▶ [Problem description]
Your task is to gather the lines below that hold the string "assistance".

** BEGIN The records **

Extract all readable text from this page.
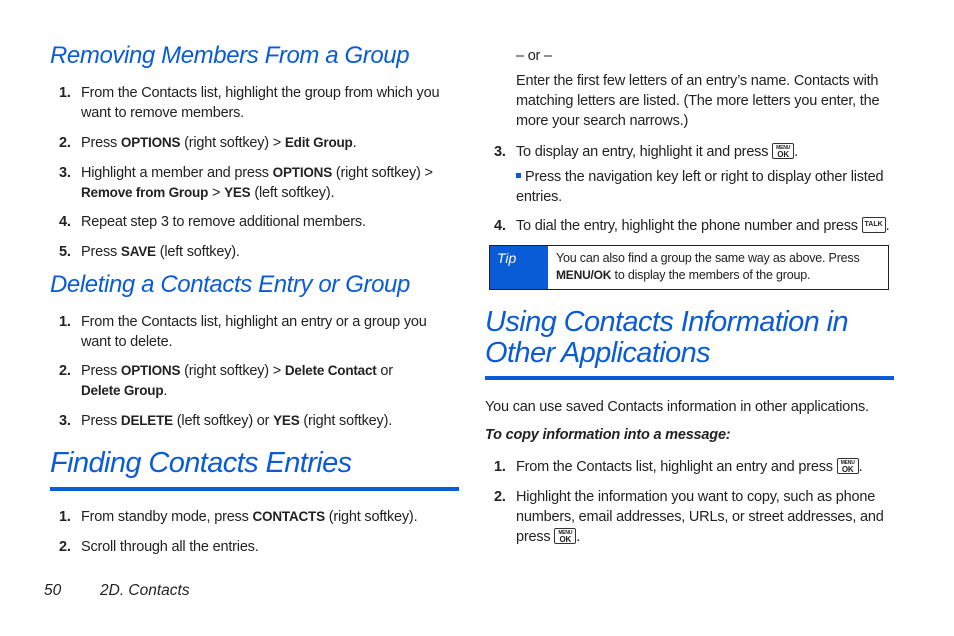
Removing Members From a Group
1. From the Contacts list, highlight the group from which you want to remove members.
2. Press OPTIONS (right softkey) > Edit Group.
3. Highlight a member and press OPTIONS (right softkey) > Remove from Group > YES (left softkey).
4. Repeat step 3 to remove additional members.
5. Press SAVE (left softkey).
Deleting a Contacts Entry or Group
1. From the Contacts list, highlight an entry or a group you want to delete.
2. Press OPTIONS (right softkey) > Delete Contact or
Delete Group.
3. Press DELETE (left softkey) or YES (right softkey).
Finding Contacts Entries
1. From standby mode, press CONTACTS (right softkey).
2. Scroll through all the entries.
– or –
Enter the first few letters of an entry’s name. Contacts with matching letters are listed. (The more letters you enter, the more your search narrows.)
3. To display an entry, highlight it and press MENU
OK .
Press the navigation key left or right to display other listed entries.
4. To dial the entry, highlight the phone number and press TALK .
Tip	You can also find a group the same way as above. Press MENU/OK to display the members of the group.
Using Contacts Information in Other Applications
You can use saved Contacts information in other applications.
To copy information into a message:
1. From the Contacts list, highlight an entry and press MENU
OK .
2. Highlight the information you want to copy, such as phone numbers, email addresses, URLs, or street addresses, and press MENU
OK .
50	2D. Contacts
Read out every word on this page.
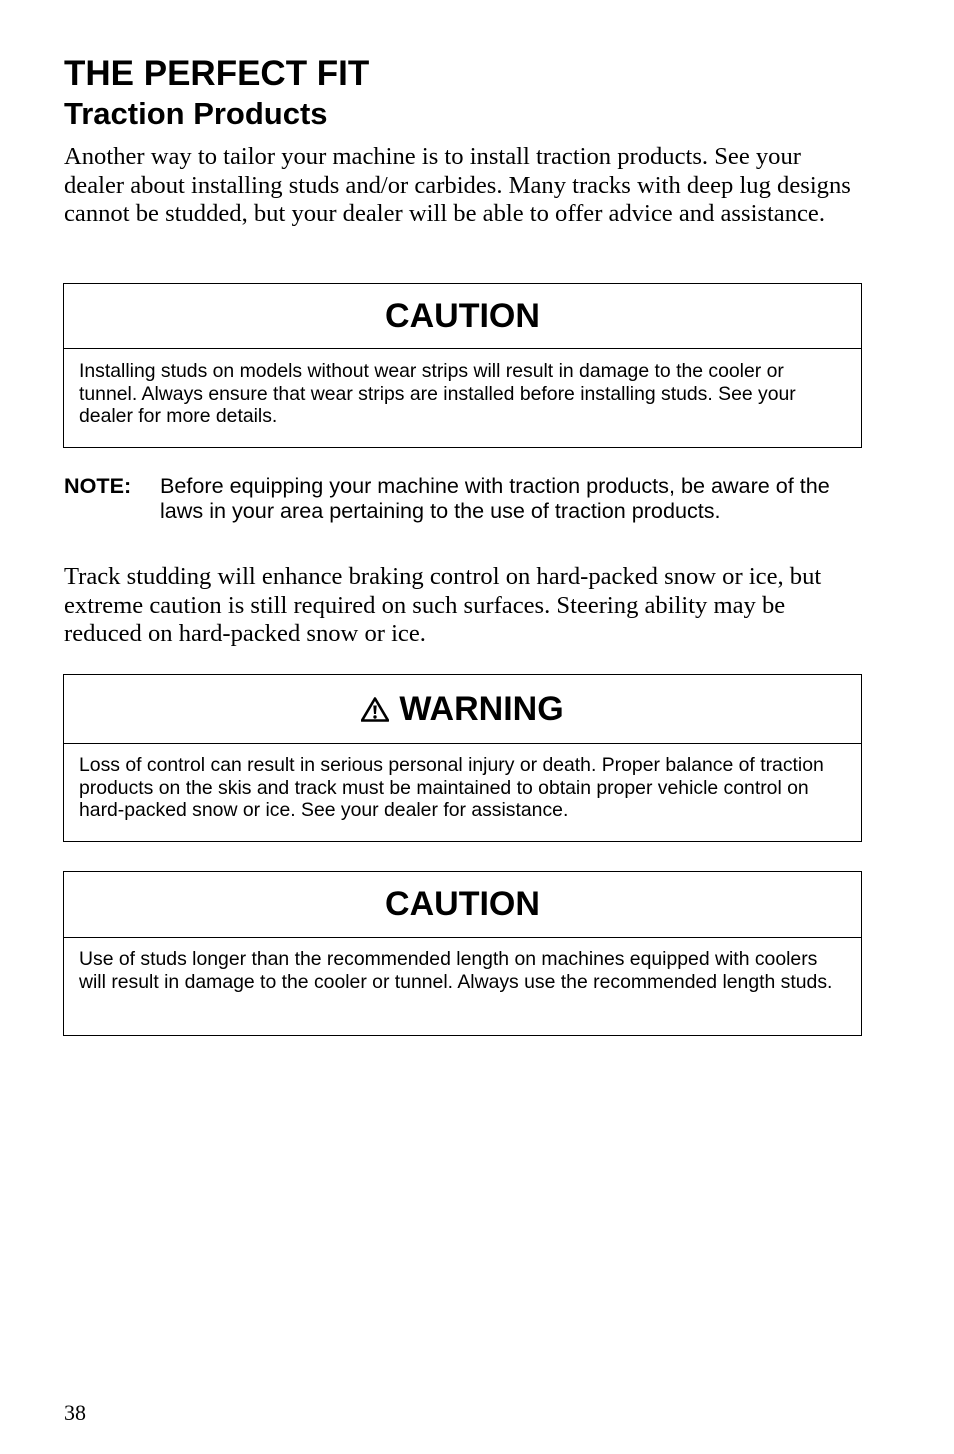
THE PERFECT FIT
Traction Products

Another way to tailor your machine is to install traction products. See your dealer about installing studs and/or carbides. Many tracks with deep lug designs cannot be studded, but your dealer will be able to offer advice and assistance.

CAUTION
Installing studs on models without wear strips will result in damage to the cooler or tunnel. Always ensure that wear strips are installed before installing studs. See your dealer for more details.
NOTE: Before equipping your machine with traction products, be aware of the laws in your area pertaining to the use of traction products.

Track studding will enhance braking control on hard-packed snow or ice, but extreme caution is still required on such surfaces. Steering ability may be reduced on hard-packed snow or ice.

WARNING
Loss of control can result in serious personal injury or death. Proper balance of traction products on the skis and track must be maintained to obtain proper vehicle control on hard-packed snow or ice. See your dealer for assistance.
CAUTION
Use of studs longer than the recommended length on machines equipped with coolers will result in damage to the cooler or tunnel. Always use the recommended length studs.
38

** END The records **

▶ [Exercise result]
Another way to tailor your machine is to install traction products. See your dealer about installing studs and/or carbides. Many tracks with deep lug designs cannot be studded, but your dealer will be able to offer advice and assistance.
Loss of control can result in serious personal injury or death. Proper balance of traction products on the skis and track must be maintained to obtain proper vehicle control on hard-packed snow or ice. See your dealer for assistance.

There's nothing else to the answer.